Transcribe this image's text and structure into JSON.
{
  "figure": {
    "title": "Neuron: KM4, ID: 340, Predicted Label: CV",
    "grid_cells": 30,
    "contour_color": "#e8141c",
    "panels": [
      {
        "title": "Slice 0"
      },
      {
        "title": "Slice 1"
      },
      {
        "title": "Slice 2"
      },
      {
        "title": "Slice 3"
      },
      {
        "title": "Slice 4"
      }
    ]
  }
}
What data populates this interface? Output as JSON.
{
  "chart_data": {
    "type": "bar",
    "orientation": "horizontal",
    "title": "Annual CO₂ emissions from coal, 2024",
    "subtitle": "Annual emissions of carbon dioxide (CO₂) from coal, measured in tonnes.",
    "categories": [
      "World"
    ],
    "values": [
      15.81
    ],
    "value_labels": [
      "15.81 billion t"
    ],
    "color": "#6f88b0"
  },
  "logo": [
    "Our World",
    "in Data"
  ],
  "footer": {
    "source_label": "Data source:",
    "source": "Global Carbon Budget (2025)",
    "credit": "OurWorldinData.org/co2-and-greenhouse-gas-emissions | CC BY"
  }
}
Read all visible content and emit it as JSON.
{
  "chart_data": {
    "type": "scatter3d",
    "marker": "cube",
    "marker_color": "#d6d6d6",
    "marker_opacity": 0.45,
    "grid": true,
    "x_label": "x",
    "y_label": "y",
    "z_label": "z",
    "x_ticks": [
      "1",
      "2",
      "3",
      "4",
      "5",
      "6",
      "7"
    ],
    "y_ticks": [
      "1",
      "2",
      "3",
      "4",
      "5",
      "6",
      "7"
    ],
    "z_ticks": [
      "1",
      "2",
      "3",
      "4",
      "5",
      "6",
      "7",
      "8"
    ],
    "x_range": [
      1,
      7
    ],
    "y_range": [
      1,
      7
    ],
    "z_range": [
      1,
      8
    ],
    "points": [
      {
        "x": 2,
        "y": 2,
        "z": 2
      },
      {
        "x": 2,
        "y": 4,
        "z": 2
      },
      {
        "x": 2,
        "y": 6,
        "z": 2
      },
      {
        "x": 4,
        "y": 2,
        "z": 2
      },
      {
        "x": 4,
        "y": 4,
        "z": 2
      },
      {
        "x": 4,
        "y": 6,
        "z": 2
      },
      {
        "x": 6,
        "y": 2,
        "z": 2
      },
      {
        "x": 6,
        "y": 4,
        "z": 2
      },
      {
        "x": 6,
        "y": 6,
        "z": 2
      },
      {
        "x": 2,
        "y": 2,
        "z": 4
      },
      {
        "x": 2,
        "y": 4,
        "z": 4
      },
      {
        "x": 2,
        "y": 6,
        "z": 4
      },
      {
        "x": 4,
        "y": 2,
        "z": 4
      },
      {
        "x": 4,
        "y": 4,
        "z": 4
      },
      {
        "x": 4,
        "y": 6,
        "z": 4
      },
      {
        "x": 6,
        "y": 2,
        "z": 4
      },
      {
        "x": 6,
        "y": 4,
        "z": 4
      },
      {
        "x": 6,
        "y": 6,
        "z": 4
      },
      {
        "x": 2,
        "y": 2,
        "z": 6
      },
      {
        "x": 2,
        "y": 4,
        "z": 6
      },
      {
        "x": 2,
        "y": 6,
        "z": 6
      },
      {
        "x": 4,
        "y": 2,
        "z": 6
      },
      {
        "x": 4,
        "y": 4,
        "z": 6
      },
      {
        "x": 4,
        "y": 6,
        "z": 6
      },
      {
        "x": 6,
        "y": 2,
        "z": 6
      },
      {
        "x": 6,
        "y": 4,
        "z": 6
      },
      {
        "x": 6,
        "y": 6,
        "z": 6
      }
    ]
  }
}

**Short task:** Transcribe all the entries, keeping each one exactly as it is.

**Reply to the task:**
Transcribe this image's text and structure into JSON.
{
  "figure": {
    "title": "Neuron: KM4, ID: 340, Predicted Label: CV",
    "grid_cells": 30,
    "contour_color": "#e8141c",
    "panels": [
      {
        "title": "Slice 0"
      },
      {
        "title": "Slice 1"
      },
      {
        "title": "Slice 2"
      },
      {
        "title": "Slice 3"
      },
      {
        "title": "Slice 4"
      }
    ]
  }
}
What data populates this interface? Output as JSON.
{
  "chart_data": {
    "type": "bar",
    "orientation": "horizontal",
    "title": "Annual CO₂ emissions from coal, 2024",
    "subtitle": "Annual emissions of carbon dioxide (CO₂) from coal, measured in tonnes.",
    "categories": [
      "World"
    ],
    "values": [
      15.81
    ],
    "value_labels": [
      "15.81 billion t"
    ],
    "color": "#6f88b0"
  },
  "logo": [
    "Our World",
    "in Data"
  ],
  "footer": {
    "source_label": "Data source:",
    "source": "Global Carbon Budget (2025)",
    "credit": "OurWorldinData.org/co2-and-greenhouse-gas-emissions | CC BY"
  }
}
Read all visible content and emit it as JSON.
{
  "chart_data": {
    "type": "scatter3d",
    "marker": "cube",
    "marker_color": "#d6d6d6",
    "marker_opacity": 0.45,
    "grid": true,
    "x_label": "x",
    "y_label": "y",
    "z_label": "z",
    "x_ticks": [
      "1",
      "2",
      "3",
      "4",
      "5",
      "6",
      "7"
    ],
    "y_ticks": [
      "1",
      "2",
      "3",
      "4",
      "5",
      "6",
      "7"
    ],
    "z_ticks": [
      "1",
      "2",
      "3",
      "4",
      "5",
      "6",
      "7",
      "8"
    ],
    "x_range": [
      1,
      7
    ],
    "y_range": [
      1,
      7
    ],
    "z_range": [
      1,
      8
    ],
    "points": [
      {
        "x": 2,
        "y": 2,
        "z": 2
      },
      {
        "x": 2,
        "y": 4,
        "z": 2
      },
      {
        "x": 2,
        "y": 6,
        "z": 2
      },
      {
        "x": 4,
        "y": 2,
        "z": 2
      },
      {
        "x": 4,
        "y": 4,
        "z": 2
      },
      {
        "x": 4,
        "y": 6,
        "z": 2
      },
      {
        "x": 6,
        "y": 2,
        "z": 2
      },
      {
        "x": 6,
        "y": 4,
        "z": 2
      },
      {
        "x": 6,
        "y": 6,
        "z": 2
      },
      {
        "x": 2,
        "y": 2,
        "z": 4
      },
      {
        "x": 2,
        "y": 4,
        "z": 4
      },
      {
        "x": 2,
        "y": 6,
        "z": 4
      },
      {
        "x": 4,
        "y": 2,
        "z": 4
      },
      {
        "x": 4,
        "y": 4,
        "z": 4
      },
      {
        "x": 4,
        "y": 6,
        "z": 4
      },
      {
        "x": 6,
        "y": 2,
        "z": 4
      },
      {
        "x": 6,
        "y": 4,
        "z": 4
      },
      {
        "x": 6,
        "y": 6,
        "z": 4
      },
      {
        "x": 2,
        "y": 2,
        "z": 6
      },
      {
        "x": 2,
        "y": 4,
        "z": 6
      },
      {
        "x": 2,
        "y": 6,
        "z": 6
      },
      {
        "x": 4,
        "y": 2,
        "z": 6
      },
      {
        "x": 4,
        "y": 4,
        "z": 6
      },
      {
        "x": 4,
        "y": 6,
        "z": 6
      },
      {
        "x": 6,
        "y": 2,
        "z": 6
      },
      {
        "x": 6,
        "y": 4,
        "z": 6
      },
      {
        "x": 6,
        "y": 6,
        "z": 6
      }
    ]
  }
}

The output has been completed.